Extracted data entries:
◇ ◇ ◇ ◇ ◇ ◇ ◇

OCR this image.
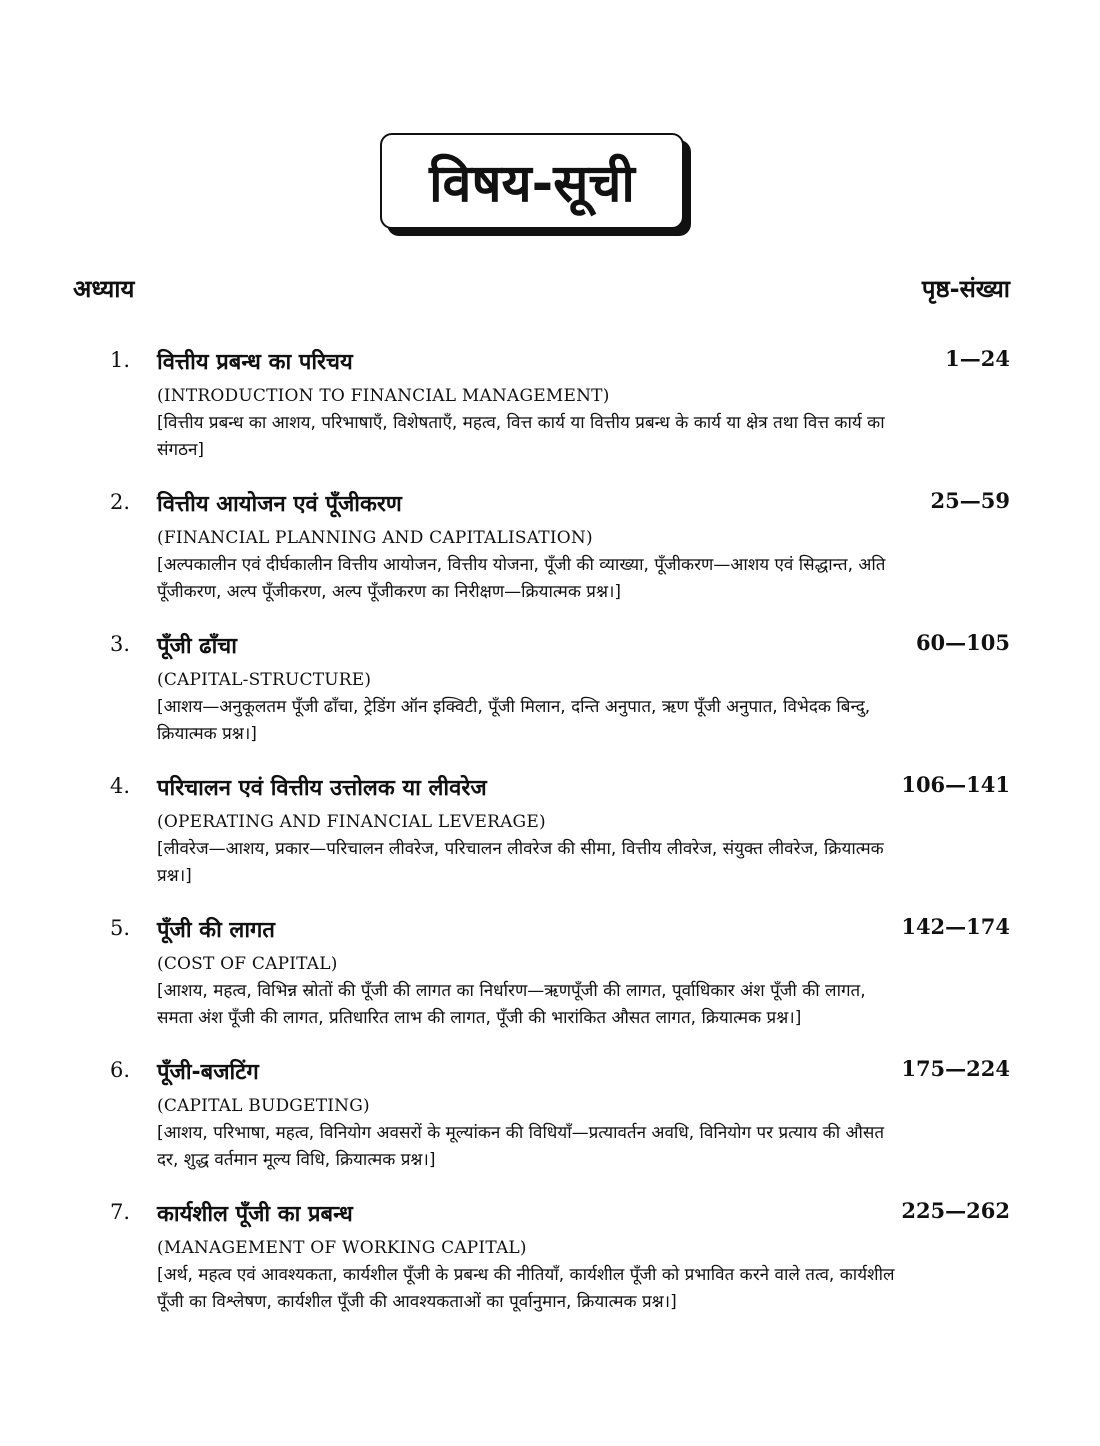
विषय-सूची
अध्याय	पृष्ठ-संख्या
1. वित्तीय प्रबन्ध का परिचय	1—24
(INTRODUCTION TO FINANCIAL MANAGEMENT)
[वित्तीय प्रबन्ध का आशय, परिभाषाएँ, विशेषताएँ, महत्व, वित्त कार्य या वित्तीय प्रबन्ध के कार्य या क्षेत्र तथा वित्त कार्य का संगठन]
2. वित्तीय आयोजन एवं पूँजीकरण	25—59
(FINANCIAL PLANNING AND CAPITALISATION)
[अल्पकालीन एवं दीर्घकालीन वित्तीय आयोजन, वित्तीय योजना, पूँजी की व्याख्या, पूँजीकरण—आशय एवं सिद्धान्त, अति पूँजीकरण, अल्प पूँजीकरण, अल्प पूँजीकरण का निरीक्षण—क्रियात्मक प्रश्न।]
3. पूँजी ढाँचा	60—105
(CAPITAL-STRUCTURE)
[आशय—अनुकूलतम पूँजी ढाँचा, ट्रेडिंग ऑन इक्विटी, पूँजी मिलान, दन्ति अनुपात, ऋण पूँजी अनुपात, विभेदक बिन्दु, क्रियात्मक प्रश्न।]
4. परिचालन एवं वित्तीय उत्तोलक या लीवरेज	106—141
(OPERATING AND FINANCIAL LEVERAGE)
[लीवरेज—आशय, प्रकार—परिचालन लीवरेज, परिचालन लीवरेज की सीमा, वित्तीय लीवरेज, संयुक्त लीवरेज, क्रियात्मक प्रश्न।]
5. पूँजी की लागत	142—174
(COST OF CAPITAL)
[आशय, महत्व, विभिन्न स्रोतों की पूँजी की लागत का निर्धारण—ऋणपूँजी की लागत, पूर्वाधिकार अंश पूँजी की लागत, समता अंश पूँजी की लागत, प्रतिधारित लाभ की लागत, पूँजी की भारांकित औसत लागत, क्रियात्मक प्रश्न।]
6. पूँजी-बजटिंग	175—224
(CAPITAL BUDGETING)
[आशय, परिभाषा, महत्व, विनियोग अवसरों के मूल्यांकन की विधियाँ—प्रत्यावर्तन अवधि, विनियोग पर प्रत्याय की औसत दर, शुद्ध वर्तमान मूल्य विधि, क्रियात्मक प्रश्न।]
7. कार्यशील पूँजी का प्रबन्ध	225—262
(MANAGEMENT OF WORKING CAPITAL)
[अर्थ, महत्व एवं आवश्यकता, कार्यशील पूँजी के प्रबन्ध की नीतियाँ, कार्यशील पूँजी को प्रभावित करने वाले तत्व, कार्यशील पूँजी का विश्लेषण, कार्यशील पूँजी की आवश्यकताओं का पूर्वानुमान, क्रियात्मक प्रश्न।]
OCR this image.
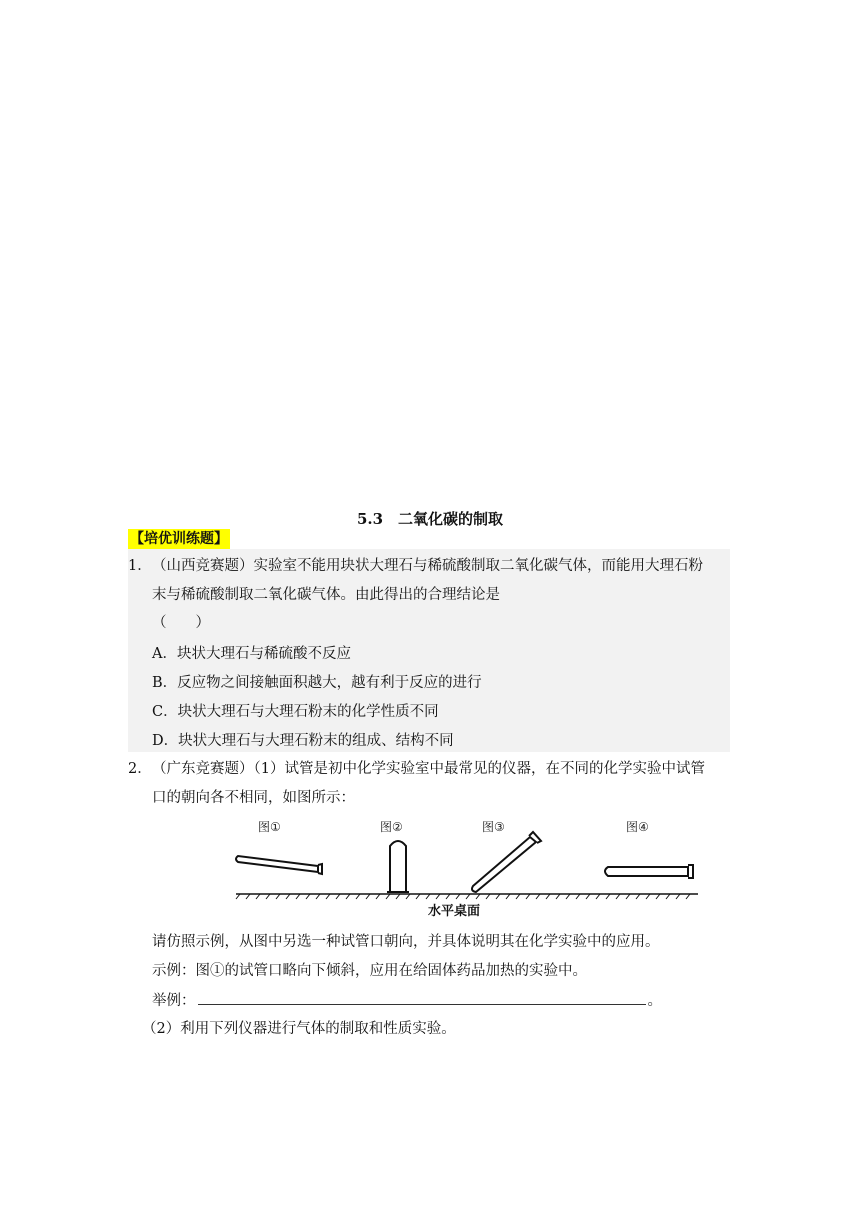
5.3　二氧化碳的制取
【培优训练题】
1． （山西竞赛题）实验室不能用块状大理石与稀硫酸制取二氧化碳气体，而能用大理石粉
末与稀硫酸制取二氧化碳气体。由此得出的合理结论是
（　　）
A．块状大理石与稀硫酸不反应
B．反应物之间接触面积越大，越有利于反应的进行
C．块状大理石与大理石粉末的化学性质不同
D．块状大理石与大理石粉末的组成、结构不同
2． （广东竞赛题）（1）试管是初中化学实验室中最常见的仪器，在不同的化学实验中试管
口的朝向各不相同，如图所示：
图①	图②	图③	图④
水平桌面
请仿照示例，从图中另选一种试管口朝向，并具体说明其在化学实验中的应用。
示例：图①的试管口略向下倾斜，应用在给固体药品加热的实验中。
举例：	。
（2）利用下列仪器进行气体的制取和性质实验。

◇ ◇ ◇ ◇ ◇ ◇ ◇

Exercise aim ->
Output the data exactly. Pictures don't belong in the result.

Exercise answer ->
OCR this image.
विषय-सूची
अध्याय	पृष्ठ-संख्या
1. वित्तीय प्रबन्ध का परिचय	1—24
(INTRODUCTION TO FINANCIAL MANAGEMENT)
[वित्तीय प्रबन्ध का आशय, परिभाषाएँ, विशेषताएँ, महत्व, वित्त कार्य या वित्तीय प्रबन्ध के कार्य या क्षेत्र तथा वित्त कार्य का संगठन]
2. वित्तीय आयोजन एवं पूँजीकरण	25—59
(FINANCIAL PLANNING AND CAPITALISATION)
[अल्पकालीन एवं दीर्घकालीन वित्तीय आयोजन, वित्तीय योजना, पूँजी की व्याख्या, पूँजीकरण—आशय एवं सिद्धान्त, अति पूँजीकरण, अल्प पूँजीकरण, अल्प पूँजीकरण का निरीक्षण—क्रियात्मक प्रश्न।]
3. पूँजी ढाँचा	60—105
(CAPITAL-STRUCTURE)
[आशय—अनुकूलतम पूँजी ढाँचा, ट्रेडिंग ऑन इक्विटी, पूँजी मिलान, दन्ति अनुपात, ऋण पूँजी अनुपात, विभेदक बिन्दु, क्रियात्मक प्रश्न।]
4. परिचालन एवं वित्तीय उत्तोलक या लीवरेज	106—141
(OPERATING AND FINANCIAL LEVERAGE)
[लीवरेज—आशय, प्रकार—परिचालन लीवरेज, परिचालन लीवरेज की सीमा, वित्तीय लीवरेज, संयुक्त लीवरेज, क्रियात्मक प्रश्न।]
5. पूँजी की लागत	142—174
(COST OF CAPITAL)
[आशय, महत्व, विभिन्न स्रोतों की पूँजी की लागत का निर्धारण—ऋणपूँजी की लागत, पूर्वाधिकार अंश पूँजी की लागत, समता अंश पूँजी की लागत, प्रतिधारित लाभ की लागत, पूँजी की भारांकित औसत लागत, क्रियात्मक प्रश्न।]
6. पूँजी-बजटिंग	175—224
(CAPITAL BUDGETING)
[आशय, परिभाषा, महत्व, विनियोग अवसरों के मूल्यांकन की विधियाँ—प्रत्यावर्तन अवधि, विनियोग पर प्रत्याय की औसत दर, शुद्ध वर्तमान मूल्य विधि, क्रियात्मक प्रश्न।]
7. कार्यशील पूँजी का प्रबन्ध	225—262
(MANAGEMENT OF WORKING CAPITAL)
[अर्थ, महत्व एवं आवश्यकता, कार्यशील पूँजी के प्रबन्ध की नीतियाँ, कार्यशील पूँजी को प्रभावित करने वाले तत्व, कार्यशील पूँजी का विश्लेषण, कार्यशील पूँजी की आवश्यकताओं का पूर्वानुमान, क्रियात्मक प्रश्न।]
OCR this image.
5.3　二氧化碳的制取
【培优训练题】
1． （山西竞赛题）实验室不能用块状大理石与稀硫酸制取二氧化碳气体，而能用大理石粉
末与稀硫酸制取二氧化碳气体。由此得出的合理结论是
（　　）
A．块状大理石与稀硫酸不反应
B．反应物之间接触面积越大，越有利于反应的进行
C．块状大理石与大理石粉末的化学性质不同
D．块状大理石与大理石粉末的组成、结构不同
2． （广东竞赛题）（1）试管是初中化学实验室中最常见的仪器，在不同的化学实验中试管
口的朝向各不相同，如图所示：
图①	图②	图③	图④
水平桌面
请仿照示例，从图中另选一种试管口朝向，并具体说明其在化学实验中的应用。
示例：图①的试管口略向下倾斜，应用在给固体药品加热的实验中。
举例：	。
（2）利用下列仪器进行气体的制取和性质实验。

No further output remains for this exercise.